## Exercise
Scan the entries below for the word "deiner". Copy each line that has it.

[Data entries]
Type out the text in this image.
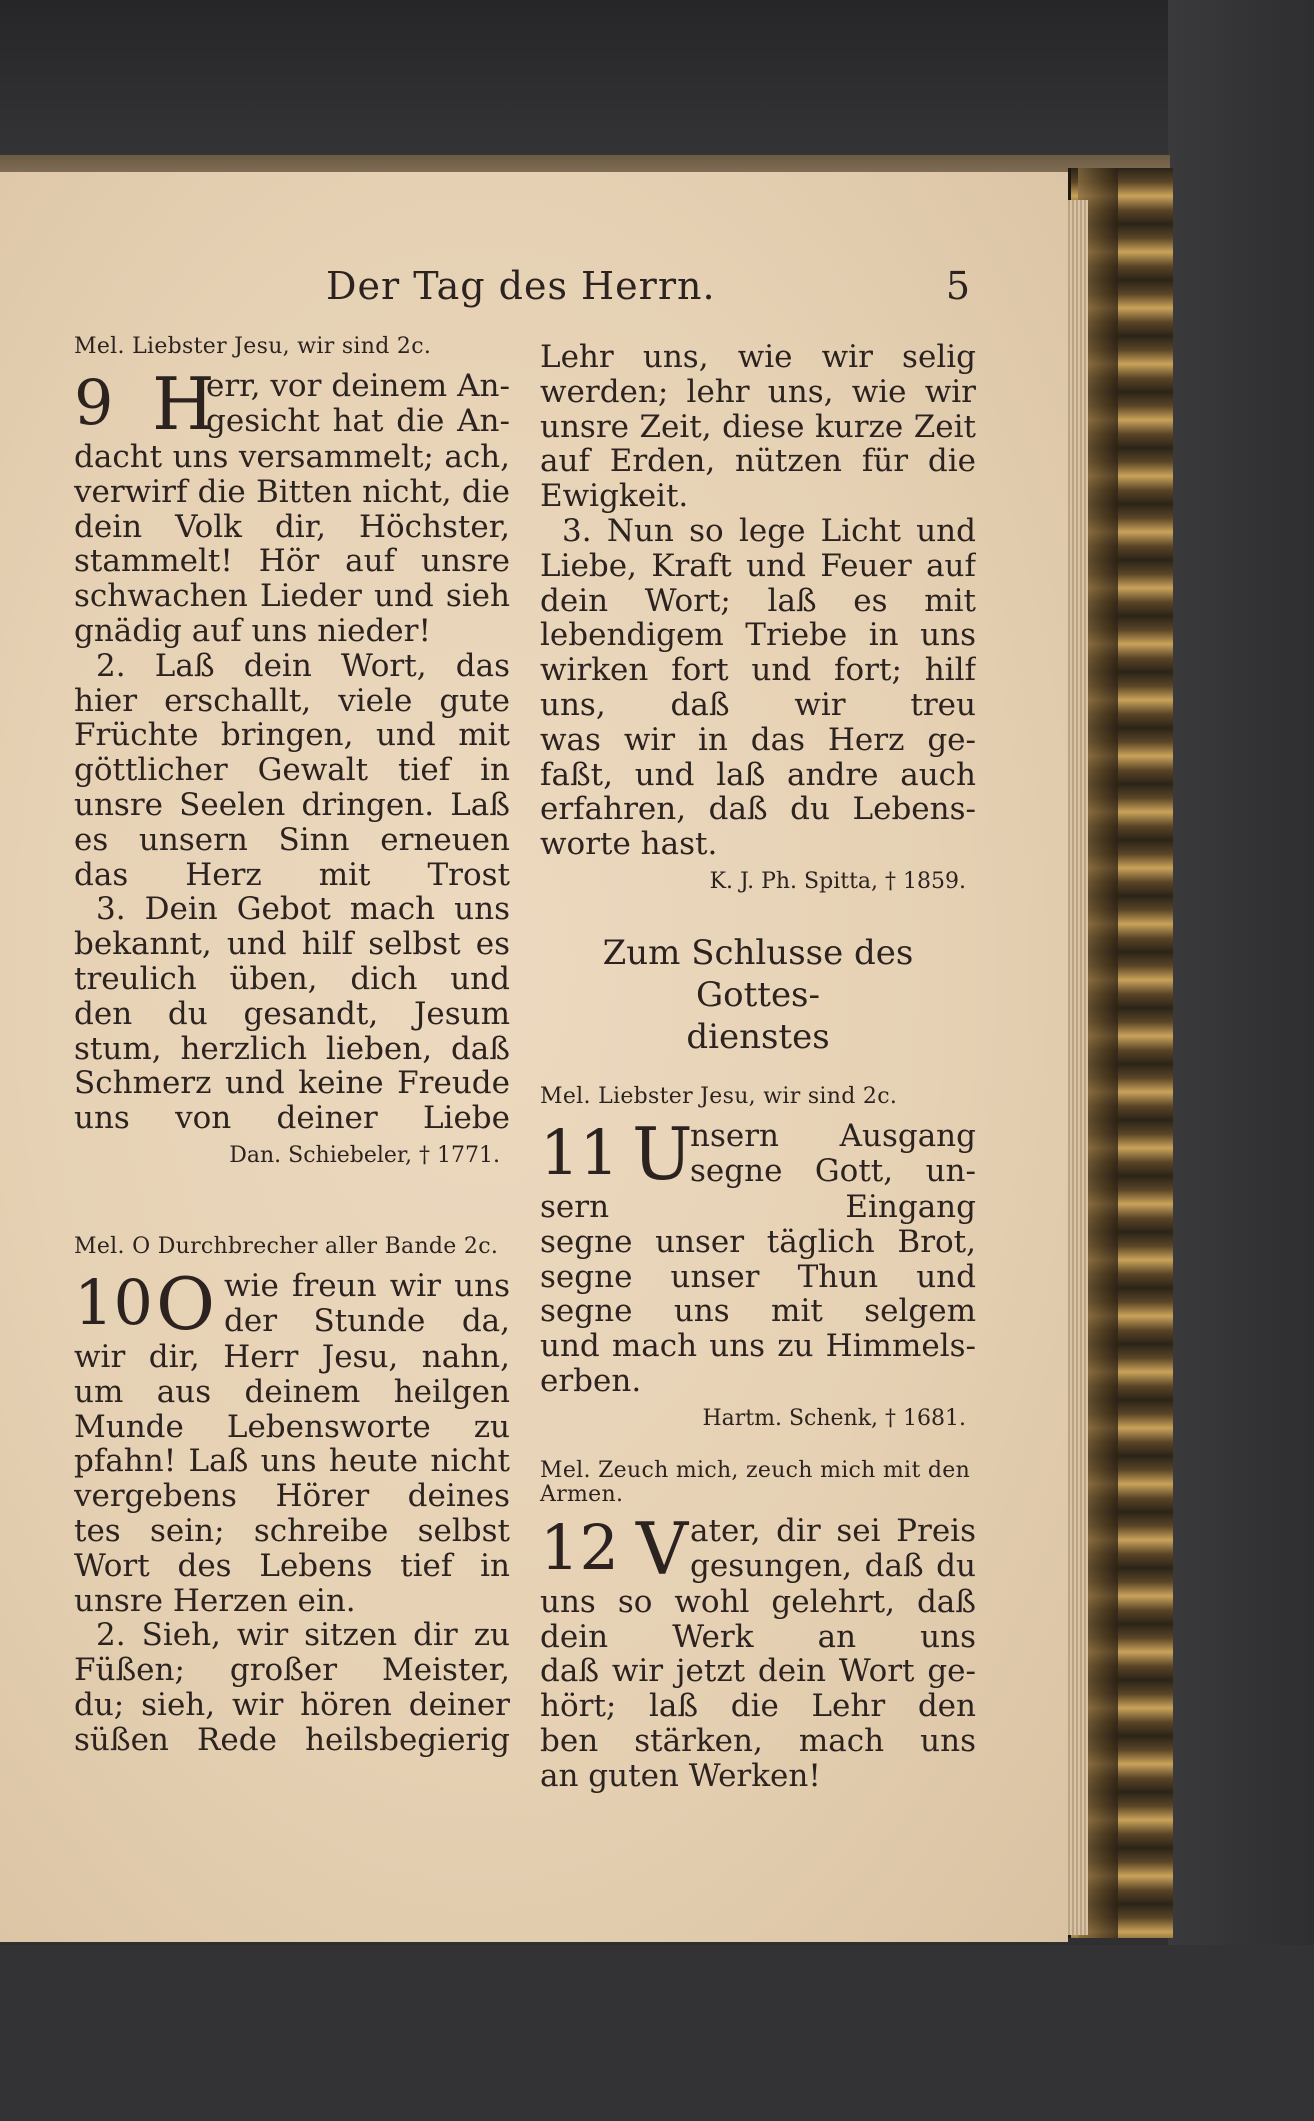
Der Tag des Herrn.	5
Mel. Liebster Jesu, wir sind 2c.
9 H
err, vor deinem An-
gesicht hat die An-
dacht uns versammelt; ach,
verwirf die Bitten nicht, die
dein Volk dir, Höchster,
stammelt! Hör auf unsre
schwachen Lieder und sieh
gnädig auf uns nieder!
2. Laß dein Wort, das
hier erschallt, viele gute
Früchte bringen, und mit
göttlicher Gewalt tief in
unsre Seelen dringen. Laß
es unsern Sinn erneuen
das Herz mit Trost
3. Dein Gebot mach uns
bekannt, und hilf selbst es
treulich üben, dich und
den du gesandt, Jesum
stum, herzlich lieben, daß
Schmerz und keine Freude
uns von deiner Liebe
Dan. Schiebeler, † 1771.
Mel. O Durchbrecher aller Bande 2c.
10 O wie freun wir uns
der Stunde da,
wir dir, Herr Jesu, nahn,
um aus deinem heilgen
Munde Lebensworte zu
pfahn! Laß uns heute nicht
vergebens Hörer deines
tes sein; schreibe selbst
Wort des Lebens tief in
unsre Herzen ein.
2. Sieh, wir sitzen dir zu
Füßen; großer Meister,
du; sieh, wir hören deiner
süßen Rede heilsbegierig
Lehr uns, wie wir selig
werden; lehr uns, wie wir
unsre Zeit, diese kurze Zeit
auf Erden, nützen für die
Ewigkeit.
3. Nun so lege Licht und
Liebe, Kraft und Feuer auf
dein Wort; laß es mit
lebendigem Triebe in uns
wirken fort und fort; hilf
uns, daß wir treu
was wir in das Herz ge-
faßt, und laß andre auch
erfahren, daß du Lebens-
worte hast.
K. J. Ph. Spitta, † 1859.
Zum Schlusse des Gottes-
dienstes
Mel. Liebster Jesu, wir sind 2c.
11 U
nsern Ausgang
segne Gott, un-
sern Eingang
segne unser täglich Brot,
segne unser Thun und
segne uns mit selgem
und mach uns zu Himmels-
erben.
Hartm. Schenk, † 1681.
Mel. Zeuch mich, zeuch mich mit den Armen.
12 V ater, dir sei Preis
gesungen, daß du
uns so wohl gelehrt, daß
dein Werk an uns
daß wir jetzt dein Wort ge-
hört; laß die Lehr den
ben stärken, mach uns
an guten Werken!
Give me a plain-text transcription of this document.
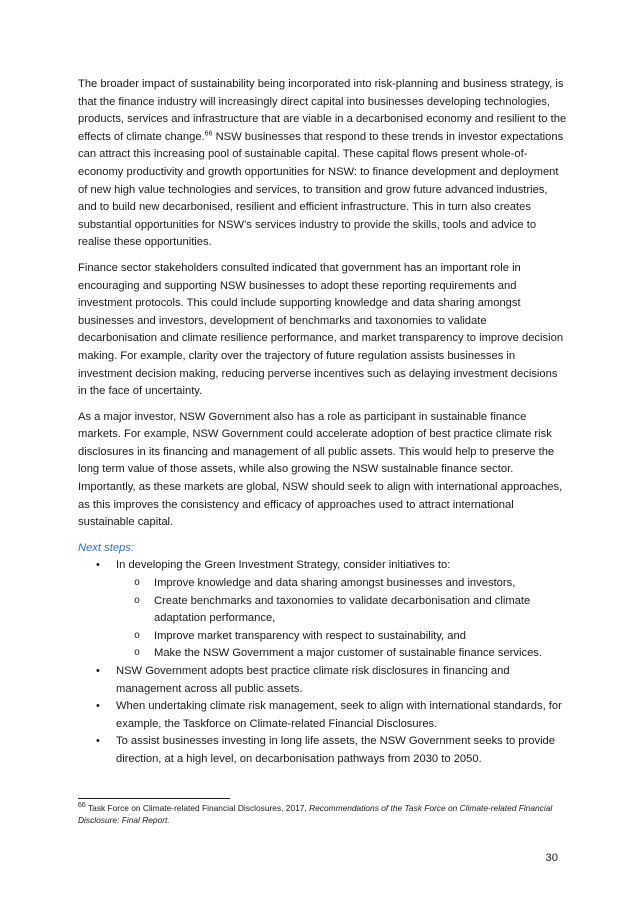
The broader impact of sustainability being incorporated into risk-planning and business strategy, is that the finance industry will increasingly direct capital into businesses developing technologies, products, services and infrastructure that are viable in a decarbonised economy and resilient to the effects of climate change.$^{66}$ NSW businesses that respond to these trends in investor expectations can attract this increasing pool of sustainable capital. These capital flows present whole-of-economy productivity and growth opportunities for NSW: to finance development and deployment of new high value technologies and services, to transition and grow future advanced industries, and to build new decarbonised, resilient and efficient infrastructure. This in turn also creates substantial opportunities for NSW’s services industry to provide the skills, tools and advice to realise these opportunities.

Finance sector stakeholders consulted indicated that government has an important role in encouraging and supporting NSW businesses to adopt these reporting requirements and investment protocols. This could include supporting knowledge and data sharing amongst businesses and investors, development of benchmarks and taxonomies to validate decarbonisation and climate resilience performance, and market transparency to improve decision making. For example, clarity over the trajectory of future regulation assists businesses in investment decision making, reducing perverse incentives such as delaying investment decisions in the face of uncertainty.

As a major investor, NSW Government also has a role as participant in sustainable finance markets. For example, NSW Government could accelerate adoption of best practice climate risk disclosures in its financing and management of all public assets. This would help to preserve the long term value of those assets, while also growing the NSW sustainable finance sector. Importantly, as these markets are global, NSW should seek to align with international approaches, as this improves the consistency and efficacy of approaches used to attract international sustainable capital.

Next steps:

• In developing the Green Investment Strategy, consider initiatives to:
o Improve knowledge and data sharing amongst businesses and investors,
o Create benchmarks and taxonomies to validate decarbonisation and climate adaptation performance,
o Improve market transparency with respect to sustainability, and
o Make the NSW Government a major customer of sustainable finance services.
• NSW Government adopts best practice climate risk disclosures in financing and management across all public assets.
• When undertaking climate risk management, seek to align with international standards, for example, the Taskforce on Climate-related Financial Disclosures.
• To assist businesses investing in long life assets, the NSW Government seeks to provide direction, at a high level, on decarbonisation pathways from 2030 to 2050.
$^{66}$ Task Force on Climate-related Financial Disclosures, 2017, Recommendations of the Task Force on Climate-related Financial Disclosure: Final Report.
30
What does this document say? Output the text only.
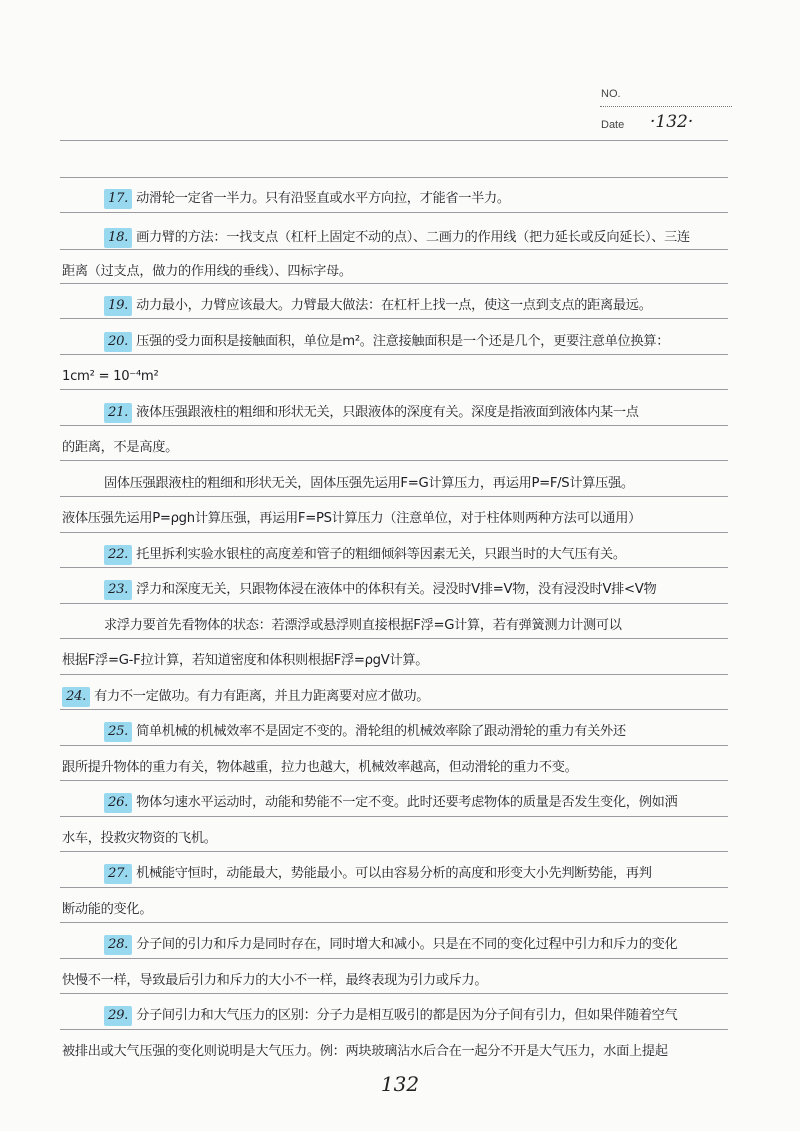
NO.
Date ·132·
17. 动滑轮一定省一半力。只有沿竖直或水平方向拉，才能省一半力。
18. 画力臂的方法：一找支点（杠杆上固定不动的点）、二画力的作用线（把力延长或反向延长）、三连
距离（过支点，做力的作用线的垂线）、四标字母。
19. 动力最小，力臂应该最大。力臂最大做法：在杠杆上找一点，使这一点到支点的距离最远。
20. 压强的受力面积是接触面积，单位是m²。注意接触面积是一个还是几个，更要注意单位换算：
1cm² = 10⁻⁴m²
21. 液体压强跟液柱的粗细和形状无关，只跟液体的深度有关。深度是指液面到液体内某一点
的距离，不是高度。
固体压强跟液柱的粗细和形状无关，固体压强先运用F=G计算压力，再运用P=F/S计算压强。
液体压强先运用P=ρgh计算压强，再运用F=PS计算压力（注意单位，对于柱体则两种方法可以通用）
22. 托里拆利实验水银柱的高度差和管子的粗细倾斜等因素无关，只跟当时的大气压有关。
23. 浮力和深度无关，只跟物体浸在液体中的体积有关。浸没时V排=V物，没有浸没时V排<V物
求浮力要首先看物体的状态：若漂浮或悬浮则直接根据F浮=G计算，若有弹簧测力计测可以
根据F浮=G-F拉计算，若知道密度和体积则根据F浮=ρgV计算。
24. 有力不一定做功。有力有距离，并且力距离要对应才做功。
25. 简单机械的机械效率不是固定不变的。滑轮组的机械效率除了跟动滑轮的重力有关外还
跟所提升物体的重力有关，物体越重，拉力也越大，机械效率越高，但动滑轮的重力不变。
26. 物体匀速水平运动时，动能和势能不一定不变。此时还要考虑物体的质量是否发生变化，例如洒
水车，投救灾物资的飞机。
27. 机械能守恒时，动能最大，势能最小。可以由容易分析的高度和形变大小先判断势能，再判
断动能的变化。
28. 分子间的引力和斥力是同时存在，同时增大和减小。只是在不同的变化过程中引力和斥力的变化
快慢不一样，导致最后引力和斥力的大小不一样，最终表现为引力或斥力。
29. 分子间引力和大气压力的区别：分子力是相互吸引的都是因为分子间有引力，但如果伴随着空气
被排出或大气压强的变化则说明是大气压力。例：两块玻璃沾水后合在一起分不开是大气压力，水面上提起
132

## Written answer
uns von deiner Liebe
du; sieh, wir hören deiner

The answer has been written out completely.